▸ SET TASK
Transcribe the entries exactly; images are not part of the copy.

——

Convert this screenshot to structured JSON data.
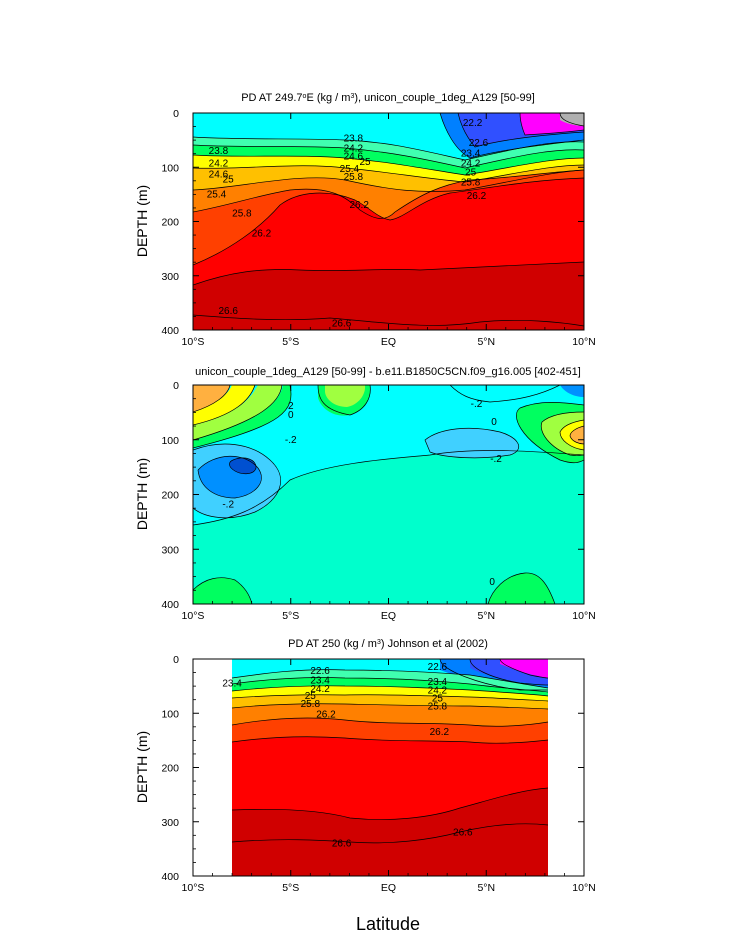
{
  "figure": {
    "xlabel": "Latitude",
    "contour_colors": {
      "p1": [
        "#00ffff",
        "#0080ff",
        "#3050ff",
        "#ff00ff",
        "#b0b0b0",
        "#40ffb0",
        "#00ff60",
        "#ffff00",
        "#ffc000",
        "#ff8000",
        "#ff4000",
        "#ff0000",
        "#d00000"
      ],
      "p2": [
        "#ffb040",
        "#ffff00",
        "#a0ff40",
        "#00ff60",
        "#00ffcc",
        "#00ffff",
        "#40d0ff",
        "#0090ff",
        "#0050d0"
      ],
      "blank": "#ffffff"
    }
  },
  "chart_data": [
    {
      "type": "contour",
      "title_prefix": "PD AT 249.7",
      "title_sup1": "o",
      "title_mid": "E (kg / m",
      "title_sup2": "3",
      "title_suffix": "), unicon_couple_1deg_A129 [50-99]",
      "ylabel": "DEPTH (m)",
      "xlim": [
        -10,
        10
      ],
      "ylim": [
        400,
        0
      ],
      "xticks": [
        -10,
        -5,
        0,
        5,
        10
      ],
      "xticklabels": [
        "10°S",
        "5°S",
        "EQ",
        "5°N",
        "10°N"
      ],
      "yticks": [
        0,
        100,
        200,
        300,
        400
      ],
      "yticklabels": [
        "0",
        "100",
        "200",
        "300",
        "400"
      ],
      "contour_labels": [
        {
          "text": "23.8",
          "x": -8.7,
          "y": 70
        },
        {
          "text": "24.2",
          "x": -8.7,
          "y": 93
        },
        {
          "text": "24.6",
          "x": -8.7,
          "y": 113
        },
        {
          "text": "25",
          "x": -8.2,
          "y": 123
        },
        {
          "text": "25.4",
          "x": -8.8,
          "y": 150
        },
        {
          "text": "25.8",
          "x": -7.5,
          "y": 185
        },
        {
          "text": "26.2",
          "x": -6.5,
          "y": 222
        },
        {
          "text": "26.6",
          "x": -8.2,
          "y": 365
        },
        {
          "text": "23.8",
          "x": -1.8,
          "y": 47
        },
        {
          "text": "24.2",
          "x": -1.8,
          "y": 65
        },
        {
          "text": "24.6",
          "x": -1.8,
          "y": 80
        },
        {
          "text": "25",
          "x": -1.2,
          "y": 90
        },
        {
          "text": "25.4",
          "x": -2.0,
          "y": 103
        },
        {
          "text": "25.8",
          "x": -1.8,
          "y": 118
        },
        {
          "text": "26.2",
          "x": -1.5,
          "y": 170
        },
        {
          "text": "26.6",
          "x": -2.4,
          "y": 388
        },
        {
          "text": "22.6",
          "x": 4.6,
          "y": 55
        },
        {
          "text": "23.4",
          "x": 4.2,
          "y": 75
        },
        {
          "text": "24.2",
          "x": 4.2,
          "y": 93
        },
        {
          "text": "25",
          "x": 4.2,
          "y": 110
        },
        {
          "text": "25.8",
          "x": 4.2,
          "y": 128
        },
        {
          "text": "26.2",
          "x": 4.5,
          "y": 153
        },
        {
          "text": "22.2",
          "x": 4.3,
          "y": 18
        }
      ]
    },
    {
      "type": "contour",
      "title": "unicon_couple_1deg_A129 [50-99] - b.e11.B1850C5CN.f09_g16.005 [402-451]",
      "ylabel": "DEPTH (m)",
      "xlim": [
        -10,
        10
      ],
      "ylim": [
        400,
        0
      ],
      "xticks": [
        -10,
        -5,
        0,
        5,
        10
      ],
      "xticklabels": [
        "10°S",
        "5°S",
        "EQ",
        "5°N",
        "10°N"
      ],
      "yticks": [
        0,
        100,
        200,
        300,
        400
      ],
      "yticklabels": [
        "0",
        "100",
        "200",
        "300",
        "400"
      ],
      "contour_labels": [
        {
          "text": "2",
          "x": -5.0,
          "y": 38
        },
        {
          "text": "0",
          "x": -5.0,
          "y": 55
        },
        {
          "text": "-.2",
          "x": -5.0,
          "y": 100
        },
        {
          "text": "-.2",
          "x": -8.2,
          "y": 218
        },
        {
          "text": "-.2",
          "x": 4.5,
          "y": 35
        },
        {
          "text": "0",
          "x": 5.4,
          "y": 68
        },
        {
          "text": "-.2",
          "x": 5.5,
          "y": 135
        },
        {
          "text": "0",
          "x": 5.3,
          "y": 360
        }
      ]
    },
    {
      "type": "contour",
      "title_prefix": "PD AT 250 (kg / m",
      "title_sup": "3",
      "title_suffix": ") Johnson et al (2002)",
      "ylabel": "DEPTH (m)",
      "xlim": [
        -10,
        10
      ],
      "ylim": [
        400,
        0
      ],
      "xticks": [
        -10,
        -5,
        0,
        5,
        10
      ],
      "xticklabels": [
        "10°S",
        "5°S",
        "EQ",
        "5°N",
        "10°N"
      ],
      "yticks": [
        0,
        100,
        200,
        300,
        400
      ],
      "yticklabels": [
        "0",
        "100",
        "200",
        "300",
        "400"
      ],
      "data_xrange": [
        -8,
        8
      ],
      "contour_labels": [
        {
          "text": "23.4",
          "x": -8.0,
          "y": 45
        },
        {
          "text": "22.6",
          "x": -3.5,
          "y": 22
        },
        {
          "text": "23.4",
          "x": -3.5,
          "y": 40
        },
        {
          "text": "24.2",
          "x": -3.5,
          "y": 55
        },
        {
          "text": "25",
          "x": -4.0,
          "y": 68
        },
        {
          "text": "25.8",
          "x": -4.0,
          "y": 83
        },
        {
          "text": "26.2",
          "x": -3.2,
          "y": 102
        },
        {
          "text": "22.6",
          "x": 2.5,
          "y": 15
        },
        {
          "text": "23.4",
          "x": 2.5,
          "y": 42
        },
        {
          "text": "24.2",
          "x": 2.5,
          "y": 58
        },
        {
          "text": "25",
          "x": 2.5,
          "y": 73
        },
        {
          "text": "25.8",
          "x": 2.5,
          "y": 88
        },
        {
          "text": "26.2",
          "x": 2.6,
          "y": 135
        },
        {
          "text": "26.6",
          "x": -2.4,
          "y": 340
        },
        {
          "text": "26.6",
          "x": 3.8,
          "y": 320
        }
      ]
    }
  ]
}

——

▸ RESPONSE FOR THIS EXERCISE
Convert this screenshot to structured JSON data.
{
  "figure": {
    "xlabel": "Latitude",
    "contour_colors": {
      "p1": [
        "#00ffff",
        "#0080ff",
        "#3050ff",
        "#ff00ff",
        "#b0b0b0",
        "#40ffb0",
        "#00ff60",
        "#ffff00",
        "#ffc000",
        "#ff8000",
        "#ff4000",
        "#ff0000",
        "#d00000"
      ],
      "p2": [
        "#ffb040",
        "#ffff00",
        "#a0ff40",
        "#00ff60",
        "#00ffcc",
        "#00ffff",
        "#40d0ff",
        "#0090ff",
        "#0050d0"
      ],
      "blank": "#ffffff"
    }
  },
  "chart_data": [
    {
      "type": "contour",
      "title_prefix": "PD AT 249.7",
      "title_sup1": "o",
      "title_mid": "E (kg / m",
      "title_sup2": "3",
      "title_suffix": "), unicon_couple_1deg_A129 [50-99]",
      "ylabel": "DEPTH (m)",
      "xlim": [
        -10,
        10
      ],
      "ylim": [
        400,
        0
      ],
      "xticks": [
        -10,
        -5,
        0,
        5,
        10
      ],
      "xticklabels": [
        "10°S",
        "5°S",
        "EQ",
        "5°N",
        "10°N"
      ],
      "yticks": [
        0,
        100,
        200,
        300,
        400
      ],
      "yticklabels": [
        "0",
        "100",
        "200",
        "300",
        "400"
      ],
      "contour_labels": [
        {
          "text": "23.8",
          "x": -8.7,
          "y": 70
        },
        {
          "text": "24.2",
          "x": -8.7,
          "y": 93
        },
        {
          "text": "24.6",
          "x": -8.7,
          "y": 113
        },
        {
          "text": "25",
          "x": -8.2,
          "y": 123
        },
        {
          "text": "25.4",
          "x": -8.8,
          "y": 150
        },
        {
          "text": "25.8",
          "x": -7.5,
          "y": 185
        },
        {
          "text": "26.2",
          "x": -6.5,
          "y": 222
        },
        {
          "text": "26.6",
          "x": -8.2,
          "y": 365
        },
        {
          "text": "23.8",
          "x": -1.8,
          "y": 47
        },
        {
          "text": "24.2",
          "x": -1.8,
          "y": 65
        },
        {
          "text": "24.6",
          "x": -1.8,
          "y": 80
        },
        {
          "text": "25",
          "x": -1.2,
          "y": 90
        },
        {
          "text": "25.4",
          "x": -2.0,
          "y": 103
        },
        {
          "text": "25.8",
          "x": -1.8,
          "y": 118
        },
        {
          "text": "26.2",
          "x": -1.5,
          "y": 170
        },
        {
          "text": "26.6",
          "x": -2.4,
          "y": 388
        },
        {
          "text": "22.6",
          "x": 4.6,
          "y": 55
        },
        {
          "text": "23.4",
          "x": 4.2,
          "y": 75
        },
        {
          "text": "24.2",
          "x": 4.2,
          "y": 93
        },
        {
          "text": "25",
          "x": 4.2,
          "y": 110
        },
        {
          "text": "25.8",
          "x": 4.2,
          "y": 128
        },
        {
          "text": "26.2",
          "x": 4.5,
          "y": 153
        },
        {
          "text": "22.2",
          "x": 4.3,
          "y": 18
        }
      ]
    },
    {
      "type": "contour",
      "title": "unicon_couple_1deg_A129 [50-99] - b.e11.B1850C5CN.f09_g16.005 [402-451]",
      "ylabel": "DEPTH (m)",
      "xlim": [
        -10,
        10
      ],
      "ylim": [
        400,
        0
      ],
      "xticks": [
        -10,
        -5,
        0,
        5,
        10
      ],
      "xticklabels": [
        "10°S",
        "5°S",
        "EQ",
        "5°N",
        "10°N"
      ],
      "yticks": [
        0,
        100,
        200,
        300,
        400
      ],
      "yticklabels": [
        "0",
        "100",
        "200",
        "300",
        "400"
      ],
      "contour_labels": [
        {
          "text": "2",
          "x": -5.0,
          "y": 38
        },
        {
          "text": "0",
          "x": -5.0,
          "y": 55
        },
        {
          "text": "-.2",
          "x": -5.0,
          "y": 100
        },
        {
          "text": "-.2",
          "x": -8.2,
          "y": 218
        },
        {
          "text": "-.2",
          "x": 4.5,
          "y": 35
        },
        {
          "text": "0",
          "x": 5.4,
          "y": 68
        },
        {
          "text": "-.2",
          "x": 5.5,
          "y": 135
        },
        {
          "text": "0",
          "x": 5.3,
          "y": 360
        }
      ]
    },
    {
      "type": "contour",
      "title_prefix": "PD AT 250 (kg / m",
      "title_sup": "3",
      "title_suffix": ") Johnson et al (2002)",
      "ylabel": "DEPTH (m)",
      "xlim": [
        -10,
        10
      ],
      "ylim": [
        400,
        0
      ],
      "xticks": [
        -10,
        -5,
        0,
        5,
        10
      ],
      "xticklabels": [
        "10°S",
        "5°S",
        "EQ",
        "5°N",
        "10°N"
      ],
      "yticks": [
        0,
        100,
        200,
        300,
        400
      ],
      "yticklabels": [
        "0",
        "100",
        "200",
        "300",
        "400"
      ],
      "data_xrange": [
        -8,
        8
      ],
      "contour_labels": [
        {
          "text": "23.4",
          "x": -8.0,
          "y": 45
        },
        {
          "text": "22.6",
          "x": -3.5,
          "y": 22
        },
        {
          "text": "23.4",
          "x": -3.5,
          "y": 40
        },
        {
          "text": "24.2",
          "x": -3.5,
          "y": 55
        },
        {
          "text": "25",
          "x": -4.0,
          "y": 68
        },
        {
          "text": "25.8",
          "x": -4.0,
          "y": 83
        },
        {
          "text": "26.2",
          "x": -3.2,
          "y": 102
        },
        {
          "text": "22.6",
          "x": 2.5,
          "y": 15
        },
        {
          "text": "23.4",
          "x": 2.5,
          "y": 42
        },
        {
          "text": "24.2",
          "x": 2.5,
          "y": 58
        },
        {
          "text": "25",
          "x": 2.5,
          "y": 73
        },
        {
          "text": "25.8",
          "x": 2.5,
          "y": 88
        },
        {
          "text": "26.2",
          "x": 2.6,
          "y": 135
        },
        {
          "text": "26.6",
          "x": -2.4,
          "y": 340
        },
        {
          "text": "26.6",
          "x": 3.8,
          "y": 320
        }
      ]
    }
  ]
}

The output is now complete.